[Given problem 1] Please copy the rows word for word, covering the stretch from their first line through the line containing "close-icon[interactable]: x (359, 5, 370, 15)".

[Text to read]
- - - -

- Publisher: Dark Horse Comics
- Publication date: August 2010 – November 2016
- Main character(s): Liz Sherman Abe Sapien Johann Kraus Roger the Homunculus Kate Corrigan

Creative team
- Writer(s): Mike Mignola John Arcudi Scott Allie
- Artist(s): Guy Davis Tyler Crook James Harren Joe Querio Laurence Campbell Sebastián Fiumara
- Colorist: Dave Stewart
- Editor: Scott Allie

= B.P.R.D. Hell on Earth =

"B.P.R.D. Hell on Earth" is a comic book storyline published by Dark Horse Comics. It is the second major story cycle in the B.P.R.D. series. Created by Mike Mignola and primarily written by Mignola and John Arcudi, the series picks up straight after the after the end of the "Plague of Frogs" arc and follows the Bureau for Paranormal Research and Defense as they deal with a global apocalypse triggered by the awakening of the Ogdru Hem.

- - - -

[Input records]

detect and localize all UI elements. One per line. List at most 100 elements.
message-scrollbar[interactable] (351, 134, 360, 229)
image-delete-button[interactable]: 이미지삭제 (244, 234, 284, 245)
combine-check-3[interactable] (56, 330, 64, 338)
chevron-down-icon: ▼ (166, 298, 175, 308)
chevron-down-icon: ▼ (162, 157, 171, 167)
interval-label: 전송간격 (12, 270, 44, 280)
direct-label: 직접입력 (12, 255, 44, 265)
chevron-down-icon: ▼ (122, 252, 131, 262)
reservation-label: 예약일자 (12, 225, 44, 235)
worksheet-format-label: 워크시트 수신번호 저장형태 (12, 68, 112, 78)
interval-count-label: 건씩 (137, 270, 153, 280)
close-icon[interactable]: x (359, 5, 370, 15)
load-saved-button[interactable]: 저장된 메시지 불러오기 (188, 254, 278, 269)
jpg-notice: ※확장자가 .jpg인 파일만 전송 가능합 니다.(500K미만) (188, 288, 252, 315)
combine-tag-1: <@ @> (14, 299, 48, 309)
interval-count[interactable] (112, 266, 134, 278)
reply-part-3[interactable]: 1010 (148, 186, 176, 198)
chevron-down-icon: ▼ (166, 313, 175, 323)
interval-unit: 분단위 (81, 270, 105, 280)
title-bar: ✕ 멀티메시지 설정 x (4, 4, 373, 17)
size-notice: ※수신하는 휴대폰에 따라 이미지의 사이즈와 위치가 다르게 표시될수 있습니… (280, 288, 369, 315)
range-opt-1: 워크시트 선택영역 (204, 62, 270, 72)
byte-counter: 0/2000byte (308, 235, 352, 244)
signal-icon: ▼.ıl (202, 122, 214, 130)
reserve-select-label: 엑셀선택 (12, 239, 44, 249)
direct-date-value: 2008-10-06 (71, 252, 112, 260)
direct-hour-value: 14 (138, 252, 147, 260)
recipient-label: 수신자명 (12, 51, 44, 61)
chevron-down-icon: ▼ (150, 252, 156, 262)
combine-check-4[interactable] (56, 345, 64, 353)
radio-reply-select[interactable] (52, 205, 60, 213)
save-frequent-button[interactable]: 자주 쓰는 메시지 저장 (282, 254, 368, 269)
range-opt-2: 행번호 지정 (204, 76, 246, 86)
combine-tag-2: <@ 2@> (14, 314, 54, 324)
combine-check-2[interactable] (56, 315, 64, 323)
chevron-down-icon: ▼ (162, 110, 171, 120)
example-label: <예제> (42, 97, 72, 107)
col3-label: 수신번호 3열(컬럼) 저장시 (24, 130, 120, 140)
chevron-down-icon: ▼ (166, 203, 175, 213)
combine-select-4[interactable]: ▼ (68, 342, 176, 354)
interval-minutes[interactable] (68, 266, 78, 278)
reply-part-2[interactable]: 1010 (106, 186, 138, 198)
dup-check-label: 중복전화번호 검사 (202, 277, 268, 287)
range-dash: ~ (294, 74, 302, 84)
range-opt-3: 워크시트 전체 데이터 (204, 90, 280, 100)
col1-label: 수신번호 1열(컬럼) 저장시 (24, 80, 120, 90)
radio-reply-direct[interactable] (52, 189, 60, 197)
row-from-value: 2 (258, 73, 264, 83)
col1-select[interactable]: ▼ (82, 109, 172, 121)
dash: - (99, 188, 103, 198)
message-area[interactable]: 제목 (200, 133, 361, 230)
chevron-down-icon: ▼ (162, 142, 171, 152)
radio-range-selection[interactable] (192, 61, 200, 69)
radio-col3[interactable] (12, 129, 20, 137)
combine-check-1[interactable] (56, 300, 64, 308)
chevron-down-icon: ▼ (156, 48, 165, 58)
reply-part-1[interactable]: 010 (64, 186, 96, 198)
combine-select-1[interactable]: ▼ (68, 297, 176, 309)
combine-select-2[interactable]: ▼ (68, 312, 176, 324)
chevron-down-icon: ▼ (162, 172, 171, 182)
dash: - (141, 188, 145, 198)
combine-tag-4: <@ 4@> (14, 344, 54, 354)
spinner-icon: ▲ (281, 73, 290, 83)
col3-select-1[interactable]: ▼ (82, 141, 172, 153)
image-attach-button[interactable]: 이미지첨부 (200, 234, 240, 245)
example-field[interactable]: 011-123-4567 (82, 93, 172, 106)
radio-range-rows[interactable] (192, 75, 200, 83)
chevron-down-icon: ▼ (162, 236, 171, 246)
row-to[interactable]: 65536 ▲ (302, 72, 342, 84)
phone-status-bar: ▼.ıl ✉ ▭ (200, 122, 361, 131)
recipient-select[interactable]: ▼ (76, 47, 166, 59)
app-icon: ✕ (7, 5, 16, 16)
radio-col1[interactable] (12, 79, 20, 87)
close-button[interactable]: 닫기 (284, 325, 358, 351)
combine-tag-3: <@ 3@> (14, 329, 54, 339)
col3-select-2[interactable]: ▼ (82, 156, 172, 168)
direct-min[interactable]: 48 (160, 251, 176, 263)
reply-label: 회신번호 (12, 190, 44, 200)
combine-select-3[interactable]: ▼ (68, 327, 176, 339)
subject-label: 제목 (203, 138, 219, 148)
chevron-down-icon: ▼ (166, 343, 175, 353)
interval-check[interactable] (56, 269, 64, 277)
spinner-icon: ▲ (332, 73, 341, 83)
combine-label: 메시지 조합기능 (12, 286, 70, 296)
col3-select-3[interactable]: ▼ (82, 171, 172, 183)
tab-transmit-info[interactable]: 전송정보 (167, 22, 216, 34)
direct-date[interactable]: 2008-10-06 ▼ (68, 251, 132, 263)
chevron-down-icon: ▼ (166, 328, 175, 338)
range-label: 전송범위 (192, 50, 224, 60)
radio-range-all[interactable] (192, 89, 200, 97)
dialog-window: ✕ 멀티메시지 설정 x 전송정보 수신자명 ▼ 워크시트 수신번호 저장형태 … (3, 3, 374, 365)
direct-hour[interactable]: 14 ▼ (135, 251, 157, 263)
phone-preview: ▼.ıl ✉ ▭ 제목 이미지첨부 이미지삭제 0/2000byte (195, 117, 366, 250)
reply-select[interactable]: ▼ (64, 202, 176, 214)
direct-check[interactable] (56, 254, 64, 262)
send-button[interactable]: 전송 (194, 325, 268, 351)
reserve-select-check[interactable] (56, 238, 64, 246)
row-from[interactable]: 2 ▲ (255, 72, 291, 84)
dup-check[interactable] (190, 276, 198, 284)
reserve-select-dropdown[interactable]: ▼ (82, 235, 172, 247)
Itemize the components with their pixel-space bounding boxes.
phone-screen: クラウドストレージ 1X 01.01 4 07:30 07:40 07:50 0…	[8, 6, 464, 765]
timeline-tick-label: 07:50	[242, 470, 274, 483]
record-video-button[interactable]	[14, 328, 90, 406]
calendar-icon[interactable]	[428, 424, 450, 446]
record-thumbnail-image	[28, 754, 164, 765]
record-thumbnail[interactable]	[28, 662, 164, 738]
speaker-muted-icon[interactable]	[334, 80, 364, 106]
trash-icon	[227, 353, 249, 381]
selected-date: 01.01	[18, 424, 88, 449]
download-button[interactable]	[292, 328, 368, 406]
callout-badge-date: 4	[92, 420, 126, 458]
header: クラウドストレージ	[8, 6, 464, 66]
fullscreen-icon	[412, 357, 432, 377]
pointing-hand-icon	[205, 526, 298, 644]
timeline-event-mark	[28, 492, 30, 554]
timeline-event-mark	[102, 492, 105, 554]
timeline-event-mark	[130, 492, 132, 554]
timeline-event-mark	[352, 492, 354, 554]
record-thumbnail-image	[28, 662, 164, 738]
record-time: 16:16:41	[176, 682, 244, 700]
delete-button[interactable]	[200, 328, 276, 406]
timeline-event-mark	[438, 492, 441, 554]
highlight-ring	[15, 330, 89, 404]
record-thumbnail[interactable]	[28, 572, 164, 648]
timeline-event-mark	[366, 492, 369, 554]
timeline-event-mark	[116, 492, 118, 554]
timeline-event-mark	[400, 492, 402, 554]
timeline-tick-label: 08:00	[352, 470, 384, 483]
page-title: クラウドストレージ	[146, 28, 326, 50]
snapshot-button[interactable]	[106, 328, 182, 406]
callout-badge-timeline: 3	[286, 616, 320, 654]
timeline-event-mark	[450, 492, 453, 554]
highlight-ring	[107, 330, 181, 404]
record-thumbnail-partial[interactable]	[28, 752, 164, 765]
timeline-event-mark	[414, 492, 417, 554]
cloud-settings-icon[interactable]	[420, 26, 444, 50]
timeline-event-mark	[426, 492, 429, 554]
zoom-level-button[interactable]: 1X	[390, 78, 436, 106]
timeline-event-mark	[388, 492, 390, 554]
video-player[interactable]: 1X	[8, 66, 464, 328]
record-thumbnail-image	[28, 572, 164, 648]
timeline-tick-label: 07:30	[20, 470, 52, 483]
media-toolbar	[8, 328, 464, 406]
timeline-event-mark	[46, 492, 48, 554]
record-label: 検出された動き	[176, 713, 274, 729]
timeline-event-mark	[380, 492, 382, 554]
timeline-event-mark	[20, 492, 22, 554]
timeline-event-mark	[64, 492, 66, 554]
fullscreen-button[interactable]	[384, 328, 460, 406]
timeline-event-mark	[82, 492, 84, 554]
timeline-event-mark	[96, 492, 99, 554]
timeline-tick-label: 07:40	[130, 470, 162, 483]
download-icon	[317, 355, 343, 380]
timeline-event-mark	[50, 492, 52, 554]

- - - -

[Given problem 2] Continue the article about the "B.P.R.D. Hell on Earth" comic book storyline from its last sentence.

[Exercise output 1]
detect and localize all UI elements. One per line. List at most 100 elements.
message-scrollbar[interactable] (351, 134, 360, 229)
image-delete-button[interactable]: 이미지삭제 (244, 234, 284, 245)
combine-check-3[interactable] (56, 330, 64, 338)
chevron-down-icon: ▼ (166, 298, 175, 308)
chevron-down-icon: ▼ (162, 157, 171, 167)
interval-label: 전송간격 (12, 270, 44, 280)
direct-label: 직접입력 (12, 255, 44, 265)
chevron-down-icon: ▼ (122, 252, 131, 262)
reservation-label: 예약일자 (12, 225, 44, 235)
worksheet-format-label: 워크시트 수신번호 저장형태 (12, 68, 112, 78)
interval-count-label: 건씩 (137, 270, 153, 280)
close-icon[interactable]: x (359, 5, 370, 15)

[Exercise output 2]
== Plot summary ==
Following the "Plague of Frogs", the Bureau for Paranormal Research and Defense, now working as an international agency under U.N. oversight, face a new wave of disasters around the world. While investigating a cult, Abe Sapien is shot and critically injured by Fenix, a girl who can see the future. Liz Sherman, who has lost her powers and had been laying low in a trailer park, finds a cult developing around her and rejoins the B.P.R.D.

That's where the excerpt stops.